To be done: Check every line for the word "Proven" and state how many lines have it. Reply with the number alone.

------------------------------------------------------------

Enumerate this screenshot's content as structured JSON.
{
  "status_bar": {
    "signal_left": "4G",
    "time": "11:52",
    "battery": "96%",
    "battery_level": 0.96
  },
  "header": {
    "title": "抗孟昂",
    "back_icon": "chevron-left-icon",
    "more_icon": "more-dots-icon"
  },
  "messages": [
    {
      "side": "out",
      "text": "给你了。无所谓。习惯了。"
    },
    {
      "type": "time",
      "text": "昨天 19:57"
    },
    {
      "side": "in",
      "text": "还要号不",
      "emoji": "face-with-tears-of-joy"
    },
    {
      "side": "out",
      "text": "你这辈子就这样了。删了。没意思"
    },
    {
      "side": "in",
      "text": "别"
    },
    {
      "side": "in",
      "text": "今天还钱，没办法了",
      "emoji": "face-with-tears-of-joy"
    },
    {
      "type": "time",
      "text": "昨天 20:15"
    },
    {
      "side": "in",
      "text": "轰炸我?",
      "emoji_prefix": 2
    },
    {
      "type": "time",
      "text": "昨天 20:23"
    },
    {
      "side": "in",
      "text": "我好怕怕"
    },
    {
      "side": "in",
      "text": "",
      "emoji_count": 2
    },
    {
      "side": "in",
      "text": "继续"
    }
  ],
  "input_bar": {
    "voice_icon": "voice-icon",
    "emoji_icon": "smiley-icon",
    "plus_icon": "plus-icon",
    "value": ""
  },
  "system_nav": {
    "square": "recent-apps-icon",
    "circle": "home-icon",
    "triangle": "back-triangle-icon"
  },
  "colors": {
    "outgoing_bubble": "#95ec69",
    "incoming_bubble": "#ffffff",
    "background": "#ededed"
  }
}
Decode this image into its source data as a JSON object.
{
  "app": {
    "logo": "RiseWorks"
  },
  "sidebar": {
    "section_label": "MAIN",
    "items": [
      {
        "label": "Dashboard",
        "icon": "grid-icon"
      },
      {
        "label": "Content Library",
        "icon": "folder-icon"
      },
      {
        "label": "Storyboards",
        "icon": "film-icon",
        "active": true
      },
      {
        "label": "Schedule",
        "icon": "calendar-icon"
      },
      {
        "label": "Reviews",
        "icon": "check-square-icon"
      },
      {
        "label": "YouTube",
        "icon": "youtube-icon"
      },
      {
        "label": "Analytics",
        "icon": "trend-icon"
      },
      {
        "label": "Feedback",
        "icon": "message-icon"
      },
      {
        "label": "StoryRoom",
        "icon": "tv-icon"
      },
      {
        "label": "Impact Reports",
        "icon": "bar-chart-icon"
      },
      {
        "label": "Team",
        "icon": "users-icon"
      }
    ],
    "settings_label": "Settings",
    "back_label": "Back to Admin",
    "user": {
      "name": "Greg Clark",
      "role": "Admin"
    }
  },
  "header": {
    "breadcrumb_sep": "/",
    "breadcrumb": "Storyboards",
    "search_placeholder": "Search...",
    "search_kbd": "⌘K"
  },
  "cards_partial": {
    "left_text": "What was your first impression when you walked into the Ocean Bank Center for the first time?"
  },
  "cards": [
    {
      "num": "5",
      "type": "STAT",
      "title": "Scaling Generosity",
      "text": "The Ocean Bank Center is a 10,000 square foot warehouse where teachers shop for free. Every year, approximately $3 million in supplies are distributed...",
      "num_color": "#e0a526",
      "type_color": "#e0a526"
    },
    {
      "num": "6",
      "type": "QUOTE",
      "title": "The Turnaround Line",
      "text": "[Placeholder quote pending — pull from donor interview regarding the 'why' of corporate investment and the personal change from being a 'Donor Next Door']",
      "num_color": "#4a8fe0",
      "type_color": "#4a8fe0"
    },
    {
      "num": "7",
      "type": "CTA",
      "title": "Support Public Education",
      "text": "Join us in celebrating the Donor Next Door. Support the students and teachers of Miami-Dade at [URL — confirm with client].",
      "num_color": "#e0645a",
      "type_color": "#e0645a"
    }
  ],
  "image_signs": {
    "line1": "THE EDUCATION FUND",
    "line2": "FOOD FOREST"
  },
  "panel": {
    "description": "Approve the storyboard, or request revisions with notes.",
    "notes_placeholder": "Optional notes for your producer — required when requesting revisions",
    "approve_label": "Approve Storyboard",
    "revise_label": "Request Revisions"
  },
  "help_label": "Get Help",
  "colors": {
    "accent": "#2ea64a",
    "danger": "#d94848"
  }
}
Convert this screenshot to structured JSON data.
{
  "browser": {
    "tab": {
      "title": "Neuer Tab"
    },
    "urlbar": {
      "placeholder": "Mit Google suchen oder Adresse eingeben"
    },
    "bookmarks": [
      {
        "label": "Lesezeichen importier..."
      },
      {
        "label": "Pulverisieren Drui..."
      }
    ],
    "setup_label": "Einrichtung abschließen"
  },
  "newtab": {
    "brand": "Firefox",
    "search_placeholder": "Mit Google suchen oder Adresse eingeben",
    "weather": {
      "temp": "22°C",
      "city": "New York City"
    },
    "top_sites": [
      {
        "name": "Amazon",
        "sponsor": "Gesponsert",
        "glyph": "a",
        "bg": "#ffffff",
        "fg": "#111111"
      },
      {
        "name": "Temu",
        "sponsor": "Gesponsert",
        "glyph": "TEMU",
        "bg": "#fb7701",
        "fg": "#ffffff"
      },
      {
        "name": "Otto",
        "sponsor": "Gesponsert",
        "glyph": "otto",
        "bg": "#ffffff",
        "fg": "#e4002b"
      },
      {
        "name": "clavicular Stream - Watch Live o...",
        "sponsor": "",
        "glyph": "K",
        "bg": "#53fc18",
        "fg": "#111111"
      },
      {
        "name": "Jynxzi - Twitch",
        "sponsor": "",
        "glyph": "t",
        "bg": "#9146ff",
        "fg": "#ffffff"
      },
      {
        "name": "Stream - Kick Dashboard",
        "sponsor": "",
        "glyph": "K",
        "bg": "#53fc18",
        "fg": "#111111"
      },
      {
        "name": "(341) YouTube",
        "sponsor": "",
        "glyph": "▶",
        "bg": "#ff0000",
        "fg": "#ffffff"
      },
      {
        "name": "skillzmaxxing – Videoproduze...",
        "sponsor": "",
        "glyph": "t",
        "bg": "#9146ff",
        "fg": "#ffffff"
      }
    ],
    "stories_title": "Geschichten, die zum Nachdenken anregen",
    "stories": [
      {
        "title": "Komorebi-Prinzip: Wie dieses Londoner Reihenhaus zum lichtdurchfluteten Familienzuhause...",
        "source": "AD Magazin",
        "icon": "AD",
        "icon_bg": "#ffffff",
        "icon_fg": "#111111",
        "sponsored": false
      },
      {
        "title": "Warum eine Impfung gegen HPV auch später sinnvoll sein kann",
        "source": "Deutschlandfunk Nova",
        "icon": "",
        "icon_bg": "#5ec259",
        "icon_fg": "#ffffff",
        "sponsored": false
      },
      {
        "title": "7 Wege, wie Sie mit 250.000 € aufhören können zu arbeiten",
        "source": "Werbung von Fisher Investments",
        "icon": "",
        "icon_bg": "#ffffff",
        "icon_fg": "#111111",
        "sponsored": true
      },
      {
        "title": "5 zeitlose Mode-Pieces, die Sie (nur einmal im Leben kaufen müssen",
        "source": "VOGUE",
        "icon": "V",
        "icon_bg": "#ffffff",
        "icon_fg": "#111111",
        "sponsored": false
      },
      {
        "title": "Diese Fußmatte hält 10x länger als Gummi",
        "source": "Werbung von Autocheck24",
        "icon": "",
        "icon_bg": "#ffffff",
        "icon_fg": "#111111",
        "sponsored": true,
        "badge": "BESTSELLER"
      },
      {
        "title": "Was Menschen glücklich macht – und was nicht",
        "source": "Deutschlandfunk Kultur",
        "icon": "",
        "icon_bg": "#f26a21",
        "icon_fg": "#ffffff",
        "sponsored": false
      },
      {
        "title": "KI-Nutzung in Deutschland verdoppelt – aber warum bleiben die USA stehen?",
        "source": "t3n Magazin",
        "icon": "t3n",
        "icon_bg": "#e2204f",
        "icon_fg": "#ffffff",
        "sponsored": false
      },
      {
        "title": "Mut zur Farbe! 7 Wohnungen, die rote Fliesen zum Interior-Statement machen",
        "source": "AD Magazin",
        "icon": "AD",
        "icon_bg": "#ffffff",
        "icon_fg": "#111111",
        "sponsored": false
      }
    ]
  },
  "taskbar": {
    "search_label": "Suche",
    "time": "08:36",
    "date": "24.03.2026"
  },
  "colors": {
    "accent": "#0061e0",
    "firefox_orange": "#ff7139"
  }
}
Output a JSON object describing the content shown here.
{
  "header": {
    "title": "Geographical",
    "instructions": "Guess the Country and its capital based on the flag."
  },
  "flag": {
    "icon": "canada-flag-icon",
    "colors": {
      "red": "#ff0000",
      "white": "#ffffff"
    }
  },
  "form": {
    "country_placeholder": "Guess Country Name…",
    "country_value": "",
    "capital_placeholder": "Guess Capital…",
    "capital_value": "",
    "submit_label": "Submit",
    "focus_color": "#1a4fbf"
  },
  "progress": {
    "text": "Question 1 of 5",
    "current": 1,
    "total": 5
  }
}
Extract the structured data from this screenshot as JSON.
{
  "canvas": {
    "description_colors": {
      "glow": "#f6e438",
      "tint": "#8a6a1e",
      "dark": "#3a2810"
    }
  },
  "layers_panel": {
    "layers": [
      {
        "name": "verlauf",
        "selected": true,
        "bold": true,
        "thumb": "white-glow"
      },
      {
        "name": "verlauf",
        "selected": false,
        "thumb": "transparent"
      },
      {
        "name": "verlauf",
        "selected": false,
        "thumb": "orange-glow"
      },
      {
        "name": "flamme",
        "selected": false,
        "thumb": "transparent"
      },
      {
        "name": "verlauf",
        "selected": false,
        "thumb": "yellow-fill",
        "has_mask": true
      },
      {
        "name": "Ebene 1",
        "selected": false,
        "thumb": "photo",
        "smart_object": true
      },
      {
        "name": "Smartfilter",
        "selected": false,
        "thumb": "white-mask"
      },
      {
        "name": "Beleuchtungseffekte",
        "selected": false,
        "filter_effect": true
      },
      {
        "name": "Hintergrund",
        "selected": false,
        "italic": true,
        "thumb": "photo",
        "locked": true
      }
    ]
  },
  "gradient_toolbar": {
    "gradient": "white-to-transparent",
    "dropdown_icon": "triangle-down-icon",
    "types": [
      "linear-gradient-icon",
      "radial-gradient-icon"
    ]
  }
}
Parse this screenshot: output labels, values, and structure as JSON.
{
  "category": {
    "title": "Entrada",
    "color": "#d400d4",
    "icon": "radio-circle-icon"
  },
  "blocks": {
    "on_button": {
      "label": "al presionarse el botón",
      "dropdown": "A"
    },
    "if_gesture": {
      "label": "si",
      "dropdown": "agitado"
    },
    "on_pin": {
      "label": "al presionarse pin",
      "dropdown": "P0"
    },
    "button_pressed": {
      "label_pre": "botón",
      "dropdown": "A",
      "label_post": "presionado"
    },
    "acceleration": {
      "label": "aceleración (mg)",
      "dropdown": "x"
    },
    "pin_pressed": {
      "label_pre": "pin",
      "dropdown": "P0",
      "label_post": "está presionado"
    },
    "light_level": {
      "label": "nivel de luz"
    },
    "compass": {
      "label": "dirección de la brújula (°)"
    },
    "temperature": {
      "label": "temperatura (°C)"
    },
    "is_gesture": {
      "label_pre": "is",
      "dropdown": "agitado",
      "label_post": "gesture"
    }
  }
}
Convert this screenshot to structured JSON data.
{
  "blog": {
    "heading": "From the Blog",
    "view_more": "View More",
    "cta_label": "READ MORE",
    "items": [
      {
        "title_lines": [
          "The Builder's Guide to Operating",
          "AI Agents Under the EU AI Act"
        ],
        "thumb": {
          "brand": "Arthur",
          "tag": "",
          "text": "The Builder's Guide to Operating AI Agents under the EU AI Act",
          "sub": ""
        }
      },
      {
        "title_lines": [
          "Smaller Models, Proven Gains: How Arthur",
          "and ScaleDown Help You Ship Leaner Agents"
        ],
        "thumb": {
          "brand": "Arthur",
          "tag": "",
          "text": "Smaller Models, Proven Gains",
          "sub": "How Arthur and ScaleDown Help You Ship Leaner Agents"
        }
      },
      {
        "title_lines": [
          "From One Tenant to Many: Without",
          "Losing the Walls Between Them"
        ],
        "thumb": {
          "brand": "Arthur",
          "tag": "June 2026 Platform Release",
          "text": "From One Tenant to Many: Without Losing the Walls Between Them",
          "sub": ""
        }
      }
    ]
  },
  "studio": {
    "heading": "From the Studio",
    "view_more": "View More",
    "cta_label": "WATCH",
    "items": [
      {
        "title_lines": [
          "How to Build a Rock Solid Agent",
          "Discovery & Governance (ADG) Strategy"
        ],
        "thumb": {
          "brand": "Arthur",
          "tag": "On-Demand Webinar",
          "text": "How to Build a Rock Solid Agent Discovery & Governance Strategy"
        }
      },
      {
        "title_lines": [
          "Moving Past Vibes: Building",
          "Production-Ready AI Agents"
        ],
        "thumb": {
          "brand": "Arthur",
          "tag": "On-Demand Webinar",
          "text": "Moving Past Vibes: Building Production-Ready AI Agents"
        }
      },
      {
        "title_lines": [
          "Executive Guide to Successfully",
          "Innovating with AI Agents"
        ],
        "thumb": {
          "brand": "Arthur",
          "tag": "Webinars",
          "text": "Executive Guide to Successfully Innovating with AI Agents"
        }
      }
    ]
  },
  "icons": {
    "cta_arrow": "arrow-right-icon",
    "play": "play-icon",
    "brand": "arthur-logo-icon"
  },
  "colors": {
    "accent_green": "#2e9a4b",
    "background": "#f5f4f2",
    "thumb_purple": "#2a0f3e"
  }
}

------------------------------------------------------------

Exercise response: 2